Aim of the exercise
Give the listing again exactly, omitting its images.
** begin **
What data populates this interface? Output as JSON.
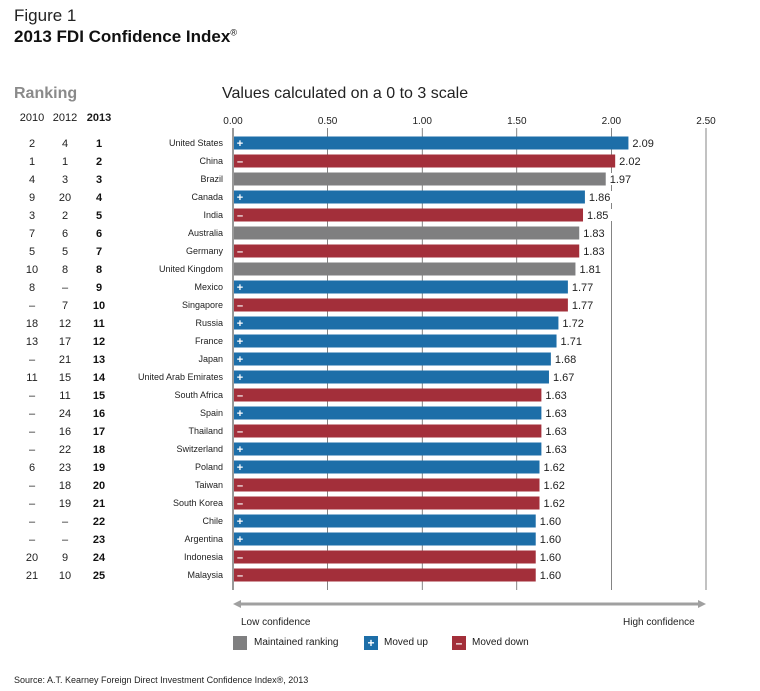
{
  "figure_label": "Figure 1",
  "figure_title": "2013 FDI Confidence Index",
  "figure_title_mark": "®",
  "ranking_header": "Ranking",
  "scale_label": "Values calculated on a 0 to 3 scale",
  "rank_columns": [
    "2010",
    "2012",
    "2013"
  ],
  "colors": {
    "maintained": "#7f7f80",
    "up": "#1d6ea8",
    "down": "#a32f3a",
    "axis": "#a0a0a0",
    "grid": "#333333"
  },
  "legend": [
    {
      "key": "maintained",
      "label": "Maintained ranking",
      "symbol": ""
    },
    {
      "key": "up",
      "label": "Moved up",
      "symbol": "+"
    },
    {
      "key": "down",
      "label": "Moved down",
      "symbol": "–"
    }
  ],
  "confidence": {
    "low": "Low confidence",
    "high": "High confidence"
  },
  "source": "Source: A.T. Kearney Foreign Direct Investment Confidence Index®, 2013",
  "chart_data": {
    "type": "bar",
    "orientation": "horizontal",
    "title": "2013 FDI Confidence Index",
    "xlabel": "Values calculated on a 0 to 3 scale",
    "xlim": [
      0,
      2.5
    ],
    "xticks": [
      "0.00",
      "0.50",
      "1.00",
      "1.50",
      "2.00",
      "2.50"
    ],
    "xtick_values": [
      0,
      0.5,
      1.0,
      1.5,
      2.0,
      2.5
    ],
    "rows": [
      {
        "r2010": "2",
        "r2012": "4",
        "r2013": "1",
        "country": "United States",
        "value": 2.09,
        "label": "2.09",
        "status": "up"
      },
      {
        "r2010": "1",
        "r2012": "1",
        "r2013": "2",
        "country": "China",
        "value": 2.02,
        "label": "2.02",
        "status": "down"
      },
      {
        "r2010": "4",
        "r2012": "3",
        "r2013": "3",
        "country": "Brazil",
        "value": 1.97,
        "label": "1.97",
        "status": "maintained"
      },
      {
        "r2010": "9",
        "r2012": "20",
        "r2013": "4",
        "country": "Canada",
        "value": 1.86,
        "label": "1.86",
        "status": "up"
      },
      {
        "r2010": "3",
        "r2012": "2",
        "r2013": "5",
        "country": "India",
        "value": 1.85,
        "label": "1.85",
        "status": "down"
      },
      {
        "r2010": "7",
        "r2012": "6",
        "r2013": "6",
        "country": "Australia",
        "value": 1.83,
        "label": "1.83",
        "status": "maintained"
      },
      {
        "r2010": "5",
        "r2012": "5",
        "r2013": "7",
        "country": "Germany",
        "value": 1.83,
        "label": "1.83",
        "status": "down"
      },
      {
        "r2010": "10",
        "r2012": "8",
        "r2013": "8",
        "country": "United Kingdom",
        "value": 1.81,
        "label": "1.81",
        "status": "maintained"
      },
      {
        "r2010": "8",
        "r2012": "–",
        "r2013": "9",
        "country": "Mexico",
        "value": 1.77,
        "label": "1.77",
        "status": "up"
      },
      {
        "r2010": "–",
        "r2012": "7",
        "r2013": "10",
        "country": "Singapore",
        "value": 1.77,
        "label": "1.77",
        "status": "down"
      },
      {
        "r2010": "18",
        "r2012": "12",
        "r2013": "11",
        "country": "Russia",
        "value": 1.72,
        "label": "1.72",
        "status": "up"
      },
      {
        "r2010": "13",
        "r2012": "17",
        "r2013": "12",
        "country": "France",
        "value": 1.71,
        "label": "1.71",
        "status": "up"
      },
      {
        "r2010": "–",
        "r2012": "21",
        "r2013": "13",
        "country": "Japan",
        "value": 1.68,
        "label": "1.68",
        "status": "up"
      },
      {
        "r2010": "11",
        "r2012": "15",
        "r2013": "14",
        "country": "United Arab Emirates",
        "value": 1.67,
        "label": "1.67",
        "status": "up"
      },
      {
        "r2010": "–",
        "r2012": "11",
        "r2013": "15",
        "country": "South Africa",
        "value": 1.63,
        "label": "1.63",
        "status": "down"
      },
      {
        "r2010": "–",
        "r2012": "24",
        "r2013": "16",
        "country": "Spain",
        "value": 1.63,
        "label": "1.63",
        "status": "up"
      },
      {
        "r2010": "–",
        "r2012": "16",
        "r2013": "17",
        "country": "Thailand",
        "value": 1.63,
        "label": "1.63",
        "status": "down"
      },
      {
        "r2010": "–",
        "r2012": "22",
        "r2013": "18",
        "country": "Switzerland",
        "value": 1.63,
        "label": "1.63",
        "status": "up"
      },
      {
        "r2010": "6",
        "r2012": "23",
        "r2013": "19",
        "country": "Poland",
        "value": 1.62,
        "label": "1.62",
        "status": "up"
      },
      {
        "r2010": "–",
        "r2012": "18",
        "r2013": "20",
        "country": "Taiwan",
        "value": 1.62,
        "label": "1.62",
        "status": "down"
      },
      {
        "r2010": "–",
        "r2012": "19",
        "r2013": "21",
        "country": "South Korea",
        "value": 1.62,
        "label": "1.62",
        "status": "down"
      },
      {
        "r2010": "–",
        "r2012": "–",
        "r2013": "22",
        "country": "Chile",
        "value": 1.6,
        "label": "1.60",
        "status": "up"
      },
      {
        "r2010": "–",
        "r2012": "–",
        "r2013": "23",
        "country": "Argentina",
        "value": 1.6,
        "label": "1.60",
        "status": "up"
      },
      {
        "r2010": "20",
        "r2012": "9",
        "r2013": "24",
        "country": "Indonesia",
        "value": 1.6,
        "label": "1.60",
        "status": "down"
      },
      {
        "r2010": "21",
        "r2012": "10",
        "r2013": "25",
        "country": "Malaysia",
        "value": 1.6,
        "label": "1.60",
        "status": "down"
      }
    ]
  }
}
** end **
Task answer
What data populates this interface? Output as JSON.
{
  "figure_label": "Figure 1",
  "figure_title": "2013 FDI Confidence Index",
  "figure_title_mark": "®",
  "ranking_header": "Ranking",
  "scale_label": "Values calculated on a 0 to 3 scale",
  "rank_columns": [
    "2010",
    "2012",
    "2013"
  ],
  "colors": {
    "maintained": "#7f7f80",
    "up": "#1d6ea8",
    "down": "#a32f3a",
    "axis": "#a0a0a0",
    "grid": "#333333"
  },
  "legend": [
    {
      "key": "maintained",
      "label": "Maintained ranking",
      "symbol": ""
    },
    {
      "key": "up",
      "label": "Moved up",
      "symbol": "+"
    },
    {
      "key": "down",
      "label": "Moved down",
      "symbol": "–"
    }
  ],
  "confidence": {
    "low": "Low confidence",
    "high": "High confidence"
  },
  "source": "Source: A.T. Kearney Foreign Direct Investment Confidence Index®, 2013",
  "chart_data": {
    "type": "bar",
    "orientation": "horizontal",
    "title": "2013 FDI Confidence Index",
    "xlabel": "Values calculated on a 0 to 3 scale",
    "xlim": [
      0,
      2.5
    ],
    "xticks": [
      "0.00",
      "0.50",
      "1.00",
      "1.50",
      "2.00",
      "2.50"
    ],
    "xtick_values": [
      0,
      0.5,
      1.0,
      1.5,
      2.0,
      2.5
    ],
    "rows": [
      {
        "r2010": "2",
        "r2012": "4",
        "r2013": "1",
        "country": "United States",
        "value": 2.09,
        "label": "2.09",
        "status": "up"
      },
      {
        "r2010": "1",
        "r2012": "1",
        "r2013": "2",
        "country": "China",
        "value": 2.02,
        "label": "2.02",
        "status": "down"
      },
      {
        "r2010": "4",
        "r2012": "3",
        "r2013": "3",
        "country": "Brazil",
        "value": 1.97,
        "label": "1.97",
        "status": "maintained"
      },
      {
        "r2010": "9",
        "r2012": "20",
        "r2013": "4",
        "country": "Canada",
        "value": 1.86,
        "label": "1.86",
        "status": "up"
      },
      {
        "r2010": "3",
        "r2012": "2",
        "r2013": "5",
        "country": "India",
        "value": 1.85,
        "label": "1.85",
        "status": "down"
      },
      {
        "r2010": "7",
        "r2012": "6",
        "r2013": "6",
        "country": "Australia",
        "value": 1.83,
        "label": "1.83",
        "status": "maintained"
      },
      {
        "r2010": "5",
        "r2012": "5",
        "r2013": "7",
        "country": "Germany",
        "value": 1.83,
        "label": "1.83",
        "status": "down"
      },
      {
        "r2010": "10",
        "r2012": "8",
        "r2013": "8",
        "country": "United Kingdom",
        "value": 1.81,
        "label": "1.81",
        "status": "maintained"
      },
      {
        "r2010": "8",
        "r2012": "–",
        "r2013": "9",
        "country": "Mexico",
        "value": 1.77,
        "label": "1.77",
        "status": "up"
      },
      {
        "r2010": "–",
        "r2012": "7",
        "r2013": "10",
        "country": "Singapore",
        "value": 1.77,
        "label": "1.77",
        "status": "down"
      },
      {
        "r2010": "18",
        "r2012": "12",
        "r2013": "11",
        "country": "Russia",
        "value": 1.72,
        "label": "1.72",
        "status": "up"
      },
      {
        "r2010": "13",
        "r2012": "17",
        "r2013": "12",
        "country": "France",
        "value": 1.71,
        "label": "1.71",
        "status": "up"
      },
      {
        "r2010": "–",
        "r2012": "21",
        "r2013": "13",
        "country": "Japan",
        "value": 1.68,
        "label": "1.68",
        "status": "up"
      },
      {
        "r2010": "11",
        "r2012": "15",
        "r2013": "14",
        "country": "United Arab Emirates",
        "value": 1.67,
        "label": "1.67",
        "status": "up"
      },
      {
        "r2010": "–",
        "r2012": "11",
        "r2013": "15",
        "country": "South Africa",
        "value": 1.63,
        "label": "1.63",
        "status": "down"
      },
      {
        "r2010": "–",
        "r2012": "24",
        "r2013": "16",
        "country": "Spain",
        "value": 1.63,
        "label": "1.63",
        "status": "up"
      },
      {
        "r2010": "–",
        "r2012": "16",
        "r2013": "17",
        "country": "Thailand",
        "value": 1.63,
        "label": "1.63",
        "status": "down"
      },
      {
        "r2010": "–",
        "r2012": "22",
        "r2013": "18",
        "country": "Switzerland",
        "value": 1.63,
        "label": "1.63",
        "status": "up"
      },
      {
        "r2010": "6",
        "r2012": "23",
        "r2013": "19",
        "country": "Poland",
        "value": 1.62,
        "label": "1.62",
        "status": "up"
      },
      {
        "r2010": "–",
        "r2012": "18",
        "r2013": "20",
        "country": "Taiwan",
        "value": 1.62,
        "label": "1.62",
        "status": "down"
      },
      {
        "r2010": "–",
        "r2012": "19",
        "r2013": "21",
        "country": "South Korea",
        "value": 1.62,
        "label": "1.62",
        "status": "down"
      },
      {
        "r2010": "–",
        "r2012": "–",
        "r2013": "22",
        "country": "Chile",
        "value": 1.6,
        "label": "1.60",
        "status": "up"
      },
      {
        "r2010": "–",
        "r2012": "–",
        "r2013": "23",
        "country": "Argentina",
        "value": 1.6,
        "label": "1.60",
        "status": "up"
      },
      {
        "r2010": "20",
        "r2012": "9",
        "r2013": "24",
        "country": "Indonesia",
        "value": 1.6,
        "label": "1.60",
        "status": "down"
      },
      {
        "r2010": "21",
        "r2012": "10",
        "r2013": "25",
        "country": "Malaysia",
        "value": 1.6,
        "label": "1.60",
        "status": "down"
      }
    ]
  }
}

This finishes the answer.